▸ Objective
Retype the full set of records. Keep every character identical.

▸ Data entries
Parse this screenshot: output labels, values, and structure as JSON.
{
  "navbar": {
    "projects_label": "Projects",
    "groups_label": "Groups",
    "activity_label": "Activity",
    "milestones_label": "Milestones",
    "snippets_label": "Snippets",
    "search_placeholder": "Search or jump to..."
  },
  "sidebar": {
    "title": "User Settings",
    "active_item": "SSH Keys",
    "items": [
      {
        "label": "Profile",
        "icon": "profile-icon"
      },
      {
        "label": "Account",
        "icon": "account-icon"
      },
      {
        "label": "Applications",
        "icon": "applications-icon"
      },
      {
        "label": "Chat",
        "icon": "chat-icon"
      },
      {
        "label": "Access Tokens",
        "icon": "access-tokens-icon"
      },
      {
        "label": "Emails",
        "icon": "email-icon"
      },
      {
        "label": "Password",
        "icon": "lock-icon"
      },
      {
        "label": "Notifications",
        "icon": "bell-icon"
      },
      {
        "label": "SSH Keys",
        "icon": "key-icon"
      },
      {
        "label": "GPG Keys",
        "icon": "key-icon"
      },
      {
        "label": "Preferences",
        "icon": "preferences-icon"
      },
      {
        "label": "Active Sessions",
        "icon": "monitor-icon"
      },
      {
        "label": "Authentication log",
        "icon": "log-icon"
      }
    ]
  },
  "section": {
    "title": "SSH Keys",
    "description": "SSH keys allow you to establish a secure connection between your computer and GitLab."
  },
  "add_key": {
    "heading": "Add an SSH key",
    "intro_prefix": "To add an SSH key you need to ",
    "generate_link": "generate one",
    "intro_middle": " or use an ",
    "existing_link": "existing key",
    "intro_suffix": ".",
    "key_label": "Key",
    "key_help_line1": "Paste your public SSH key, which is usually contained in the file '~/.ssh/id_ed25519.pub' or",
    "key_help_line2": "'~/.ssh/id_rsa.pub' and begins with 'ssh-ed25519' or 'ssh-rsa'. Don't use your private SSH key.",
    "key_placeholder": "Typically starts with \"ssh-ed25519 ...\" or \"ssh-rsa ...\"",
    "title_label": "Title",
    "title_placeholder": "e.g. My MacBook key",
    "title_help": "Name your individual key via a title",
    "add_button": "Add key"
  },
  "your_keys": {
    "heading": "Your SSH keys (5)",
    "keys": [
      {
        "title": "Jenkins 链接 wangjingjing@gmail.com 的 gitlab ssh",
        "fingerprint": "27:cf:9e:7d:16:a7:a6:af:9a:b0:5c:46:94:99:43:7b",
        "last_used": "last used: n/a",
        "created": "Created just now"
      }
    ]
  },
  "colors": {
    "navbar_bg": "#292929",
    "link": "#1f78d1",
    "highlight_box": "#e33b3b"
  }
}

▸ Exercise response
Parse this screenshot: output labels, values, and structure as JSON.
{
  "navbar": {
    "projects_label": "Projects",
    "groups_label": "Groups",
    "activity_label": "Activity",
    "milestones_label": "Milestones",
    "snippets_label": "Snippets",
    "search_placeholder": "Search or jump to..."
  },
  "sidebar": {
    "title": "User Settings",
    "active_item": "SSH Keys",
    "items": [
      {
        "label": "Profile",
        "icon": "profile-icon"
      },
      {
        "label": "Account",
        "icon": "account-icon"
      },
      {
        "label": "Applications",
        "icon": "applications-icon"
      },
      {
        "label": "Chat",
        "icon": "chat-icon"
      },
      {
        "label": "Access Tokens",
        "icon": "access-tokens-icon"
      },
      {
        "label": "Emails",
        "icon": "email-icon"
      },
      {
        "label": "Password",
        "icon": "lock-icon"
      },
      {
        "label": "Notifications",
        "icon": "bell-icon"
      },
      {
        "label": "SSH Keys",
        "icon": "key-icon"
      },
      {
        "label": "GPG Keys",
        "icon": "key-icon"
      },
      {
        "label": "Preferences",
        "icon": "preferences-icon"
      },
      {
        "label": "Active Sessions",
        "icon": "monitor-icon"
      },
      {
        "label": "Authentication log",
        "icon": "log-icon"
      }
    ]
  },
  "section": {
    "title": "SSH Keys",
    "description": "SSH keys allow you to establish a secure connection between your computer and GitLab."
  },
  "add_key": {
    "heading": "Add an SSH key",
    "intro_prefix": "To add an SSH key you need to ",
    "generate_link": "generate one",
    "intro_middle": " or use an ",
    "existing_link": "existing key",
    "intro_suffix": ".",
    "key_label": "Key",
    "key_help_line1": "Paste your public SSH key, which is usually contained in the file '~/.ssh/id_ed25519.pub' or",
    "key_help_line2": "'~/.ssh/id_rsa.pub' and begins with 'ssh-ed25519' or 'ssh-rsa'. Don't use your private SSH key.",
    "key_placeholder": "Typically starts with \"ssh-ed25519 ...\" or \"ssh-rsa ...\"",
    "title_label": "Title",
    "title_placeholder": "e.g. My MacBook key",
    "title_help": "Name your individual key via a title",
    "add_button": "Add key"
  },
  "your_keys": {
    "heading": "Your SSH keys (5)",
    "keys": [
      {
        "title": "Jenkins 链接 wangjingjing@gmail.com 的 gitlab ssh",
        "fingerprint": "27:cf:9e:7d:16:a7:a6:af:9a:b0:5c:46:94:99:43:7b",
        "last_used": "last used: n/a",
        "created": "Created just now"
      }
    ]
  },
  "colors": {
    "navbar_bg": "#292929",
    "link": "#1f78d1",
    "highlight_box": "#e33b3b"
  }
}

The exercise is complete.